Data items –
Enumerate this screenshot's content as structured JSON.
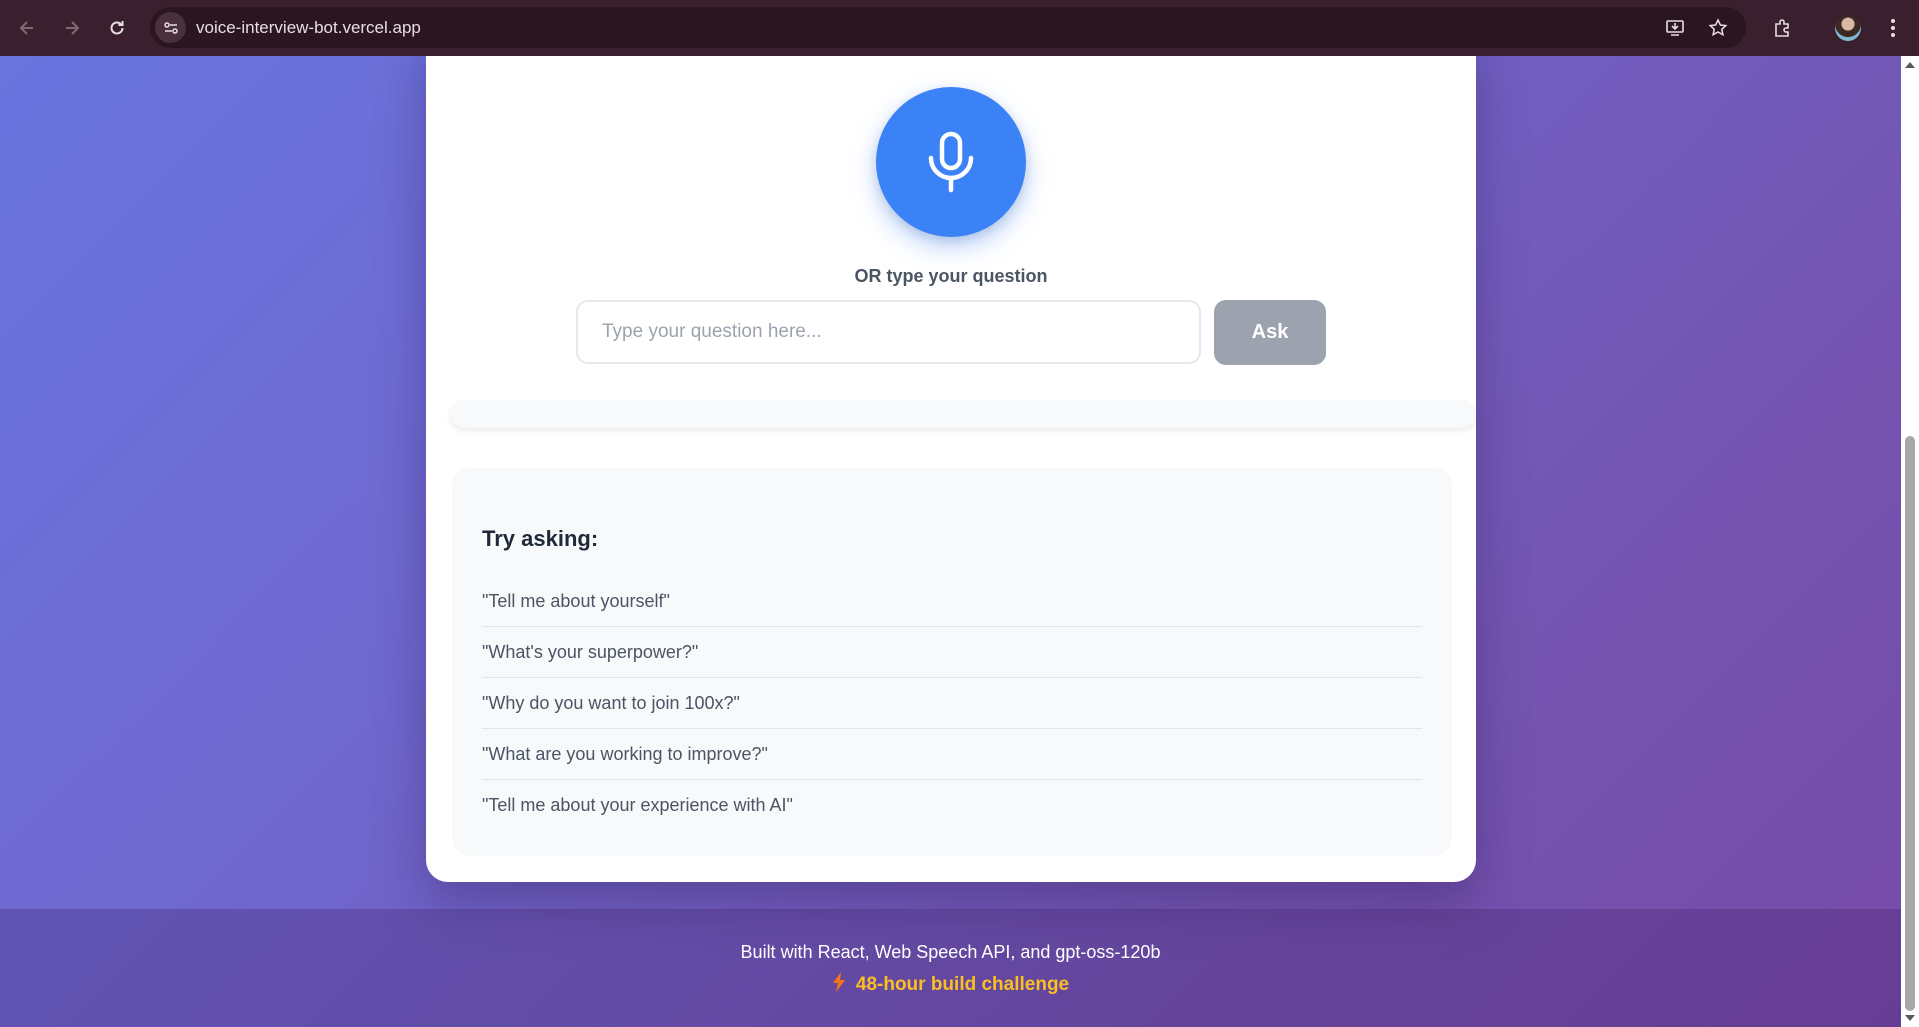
{
  "browser": {
    "url": "voice-interview-bot.vercel.app",
    "icons": [
      "back-arrow-icon",
      "forward-arrow-icon",
      "reload-icon",
      "site-info-icon",
      "install-app-icon",
      "star-icon",
      "extensions-icon",
      "profile-avatar",
      "kebab-menu-icon"
    ]
  },
  "main": {
    "or_label": "OR type your question",
    "input_placeholder": "Type your question here...",
    "input_value": "",
    "ask_label": "Ask",
    "mic_color": "#3b82f6",
    "ask_color": "#9ca3af"
  },
  "suggestions": {
    "title": "Try asking:",
    "items": [
      "\"Tell me about yourself\"",
      "\"What's your superpower?\"",
      "\"Why do you want to join 100x?\"",
      "\"What are you working to improve?\"",
      "\"Tell me about your experience with AI\""
    ]
  },
  "footer": {
    "built_with": "Built with React, Web Speech API, and gpt-oss-120b",
    "badge": "48-hour build challenge",
    "badge_color": "#fbbf24"
  }
}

Requirement –
Leave the pictures out and output the rest of the listing exactly.

Answer to the exercise –
Enumerate this screenshot's content as structured JSON.
{
  "browser": {
    "url": "voice-interview-bot.vercel.app",
    "icons": [
      "back-arrow-icon",
      "forward-arrow-icon",
      "reload-icon",
      "site-info-icon",
      "install-app-icon",
      "star-icon",
      "extensions-icon",
      "profile-avatar",
      "kebab-menu-icon"
    ]
  },
  "main": {
    "or_label": "OR type your question",
    "input_placeholder": "Type your question here...",
    "input_value": "",
    "ask_label": "Ask",
    "mic_color": "#3b82f6",
    "ask_color": "#9ca3af"
  },
  "suggestions": {
    "title": "Try asking:",
    "items": [
      "\"Tell me about yourself\"",
      "\"What's your superpower?\"",
      "\"Why do you want to join 100x?\"",
      "\"What are you working to improve?\"",
      "\"Tell me about your experience with AI\""
    ]
  },
  "footer": {
    "built_with": "Built with React, Web Speech API, and gpt-oss-120b",
    "badge": "48-hour build challenge",
    "badge_color": "#fbbf24"
  }
}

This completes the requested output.